--- Provided material ---

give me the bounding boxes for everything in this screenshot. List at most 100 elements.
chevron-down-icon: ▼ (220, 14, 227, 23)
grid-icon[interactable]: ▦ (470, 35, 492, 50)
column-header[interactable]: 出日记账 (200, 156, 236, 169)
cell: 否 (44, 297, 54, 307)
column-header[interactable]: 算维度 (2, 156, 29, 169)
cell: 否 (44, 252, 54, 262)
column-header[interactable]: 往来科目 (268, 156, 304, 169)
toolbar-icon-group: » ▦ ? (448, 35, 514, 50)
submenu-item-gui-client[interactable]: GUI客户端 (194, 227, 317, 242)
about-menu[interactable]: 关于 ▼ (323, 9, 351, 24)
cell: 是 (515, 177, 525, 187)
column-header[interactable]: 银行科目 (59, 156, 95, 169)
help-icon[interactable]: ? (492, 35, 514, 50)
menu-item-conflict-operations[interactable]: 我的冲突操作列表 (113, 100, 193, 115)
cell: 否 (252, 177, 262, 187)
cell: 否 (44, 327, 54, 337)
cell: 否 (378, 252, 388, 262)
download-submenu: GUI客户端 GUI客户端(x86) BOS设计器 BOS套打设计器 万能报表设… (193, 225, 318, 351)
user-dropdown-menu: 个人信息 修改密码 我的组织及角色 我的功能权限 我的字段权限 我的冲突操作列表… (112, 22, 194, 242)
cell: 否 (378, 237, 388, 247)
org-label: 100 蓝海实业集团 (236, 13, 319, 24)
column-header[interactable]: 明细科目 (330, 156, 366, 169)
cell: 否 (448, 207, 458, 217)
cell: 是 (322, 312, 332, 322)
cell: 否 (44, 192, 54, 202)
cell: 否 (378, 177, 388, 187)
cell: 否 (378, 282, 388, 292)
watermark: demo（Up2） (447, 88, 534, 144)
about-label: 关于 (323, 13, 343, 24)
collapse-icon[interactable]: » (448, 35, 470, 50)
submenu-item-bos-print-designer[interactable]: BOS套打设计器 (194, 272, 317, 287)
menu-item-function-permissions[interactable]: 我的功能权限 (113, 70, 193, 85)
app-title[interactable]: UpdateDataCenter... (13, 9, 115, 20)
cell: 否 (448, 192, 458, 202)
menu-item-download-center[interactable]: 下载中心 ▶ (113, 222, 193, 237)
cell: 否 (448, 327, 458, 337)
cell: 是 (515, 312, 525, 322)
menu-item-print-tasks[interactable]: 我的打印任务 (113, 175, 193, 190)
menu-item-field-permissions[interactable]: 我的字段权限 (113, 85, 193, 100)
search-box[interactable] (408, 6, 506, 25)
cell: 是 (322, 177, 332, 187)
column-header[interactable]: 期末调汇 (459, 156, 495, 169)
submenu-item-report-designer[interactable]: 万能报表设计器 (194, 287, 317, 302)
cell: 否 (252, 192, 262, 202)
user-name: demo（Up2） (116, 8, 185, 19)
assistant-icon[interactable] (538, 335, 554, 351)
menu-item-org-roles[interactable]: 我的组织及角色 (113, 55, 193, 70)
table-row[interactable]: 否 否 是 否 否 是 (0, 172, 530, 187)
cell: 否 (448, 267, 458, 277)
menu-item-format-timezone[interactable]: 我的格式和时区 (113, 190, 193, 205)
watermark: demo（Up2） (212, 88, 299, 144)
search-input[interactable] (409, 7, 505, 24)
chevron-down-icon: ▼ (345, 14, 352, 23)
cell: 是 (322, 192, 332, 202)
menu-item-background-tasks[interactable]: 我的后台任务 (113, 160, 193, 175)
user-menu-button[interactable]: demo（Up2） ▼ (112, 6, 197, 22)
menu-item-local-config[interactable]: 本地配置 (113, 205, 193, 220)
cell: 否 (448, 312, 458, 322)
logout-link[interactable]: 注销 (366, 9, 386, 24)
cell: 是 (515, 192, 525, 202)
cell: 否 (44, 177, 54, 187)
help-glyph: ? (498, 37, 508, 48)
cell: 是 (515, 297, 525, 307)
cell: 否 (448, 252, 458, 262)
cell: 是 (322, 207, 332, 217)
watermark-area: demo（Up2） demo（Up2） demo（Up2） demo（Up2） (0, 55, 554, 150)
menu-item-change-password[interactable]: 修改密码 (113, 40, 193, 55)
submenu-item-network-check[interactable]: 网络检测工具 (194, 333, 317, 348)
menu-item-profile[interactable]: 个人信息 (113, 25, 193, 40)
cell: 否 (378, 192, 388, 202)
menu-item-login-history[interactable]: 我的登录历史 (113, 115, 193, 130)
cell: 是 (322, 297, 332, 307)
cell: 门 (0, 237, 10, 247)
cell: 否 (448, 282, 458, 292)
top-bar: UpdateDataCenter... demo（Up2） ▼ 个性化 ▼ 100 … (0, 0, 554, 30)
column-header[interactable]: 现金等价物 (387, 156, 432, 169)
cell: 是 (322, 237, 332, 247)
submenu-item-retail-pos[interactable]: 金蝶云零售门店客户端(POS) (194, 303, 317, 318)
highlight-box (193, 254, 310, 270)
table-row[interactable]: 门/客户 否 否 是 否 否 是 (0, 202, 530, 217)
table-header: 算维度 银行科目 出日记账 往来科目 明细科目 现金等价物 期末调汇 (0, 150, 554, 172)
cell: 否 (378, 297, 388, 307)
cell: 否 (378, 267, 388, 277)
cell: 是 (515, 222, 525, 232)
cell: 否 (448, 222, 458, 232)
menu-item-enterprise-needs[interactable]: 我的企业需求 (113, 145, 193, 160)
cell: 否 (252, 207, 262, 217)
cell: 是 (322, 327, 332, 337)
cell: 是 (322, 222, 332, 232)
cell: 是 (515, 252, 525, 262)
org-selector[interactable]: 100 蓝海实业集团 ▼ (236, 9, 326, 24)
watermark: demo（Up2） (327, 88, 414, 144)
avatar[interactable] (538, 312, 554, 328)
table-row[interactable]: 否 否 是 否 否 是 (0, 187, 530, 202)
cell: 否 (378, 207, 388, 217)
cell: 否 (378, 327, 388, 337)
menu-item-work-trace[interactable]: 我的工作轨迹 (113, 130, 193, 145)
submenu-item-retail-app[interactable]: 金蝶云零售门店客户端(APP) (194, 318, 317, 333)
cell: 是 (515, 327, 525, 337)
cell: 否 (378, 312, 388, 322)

---

Work instructions ▸
Copy the listing word for word, from its first line through the line containing "cell: 否 (448, 192, 458, 202)", with both of those lines included.

Task output ▸
give me the bounding boxes for everything in this screenshot. List at most 100 elements.
chevron-down-icon: ▼ (220, 14, 227, 23)
grid-icon[interactable]: ▦ (470, 35, 492, 50)
column-header[interactable]: 出日记账 (200, 156, 236, 169)
cell: 否 (44, 297, 54, 307)
column-header[interactable]: 算维度 (2, 156, 29, 169)
cell: 否 (44, 252, 54, 262)
column-header[interactable]: 往来科目 (268, 156, 304, 169)
toolbar-icon-group: » ▦ ? (448, 35, 514, 50)
submenu-item-gui-client[interactable]: GUI客户端 (194, 227, 317, 242)
about-menu[interactable]: 关于 ▼ (323, 9, 351, 24)
cell: 是 (515, 177, 525, 187)
column-header[interactable]: 银行科目 (59, 156, 95, 169)
help-icon[interactable]: ? (492, 35, 514, 50)
menu-item-conflict-operations[interactable]: 我的冲突操作列表 (113, 100, 193, 115)
cell: 否 (252, 177, 262, 187)
cell: 否 (44, 327, 54, 337)
cell: 否 (378, 252, 388, 262)
download-submenu: GUI客户端 GUI客户端(x86) BOS设计器 BOS套打设计器 万能报表设… (193, 225, 318, 351)
user-dropdown-menu: 个人信息 修改密码 我的组织及角色 我的功能权限 我的字段权限 我的冲突操作列表… (112, 22, 194, 242)
cell: 否 (378, 237, 388, 247)
org-label: 100 蓝海实业集团 (236, 13, 319, 24)
column-header[interactable]: 明细科目 (330, 156, 366, 169)
cell: 否 (448, 207, 458, 217)
cell: 是 (322, 312, 332, 322)
cell: 否 (44, 192, 54, 202)
cell: 否 (378, 177, 388, 187)
cell: 否 (378, 282, 388, 292)
watermark: demo（Up2） (447, 88, 534, 144)
about-label: 关于 (323, 13, 343, 24)
collapse-icon[interactable]: » (448, 35, 470, 50)
submenu-item-bos-print-designer[interactable]: BOS套打设计器 (194, 272, 317, 287)
menu-item-function-permissions[interactable]: 我的功能权限 (113, 70, 193, 85)
app-title[interactable]: UpdateDataCenter... (13, 9, 115, 20)
cell: 否 (448, 192, 458, 202)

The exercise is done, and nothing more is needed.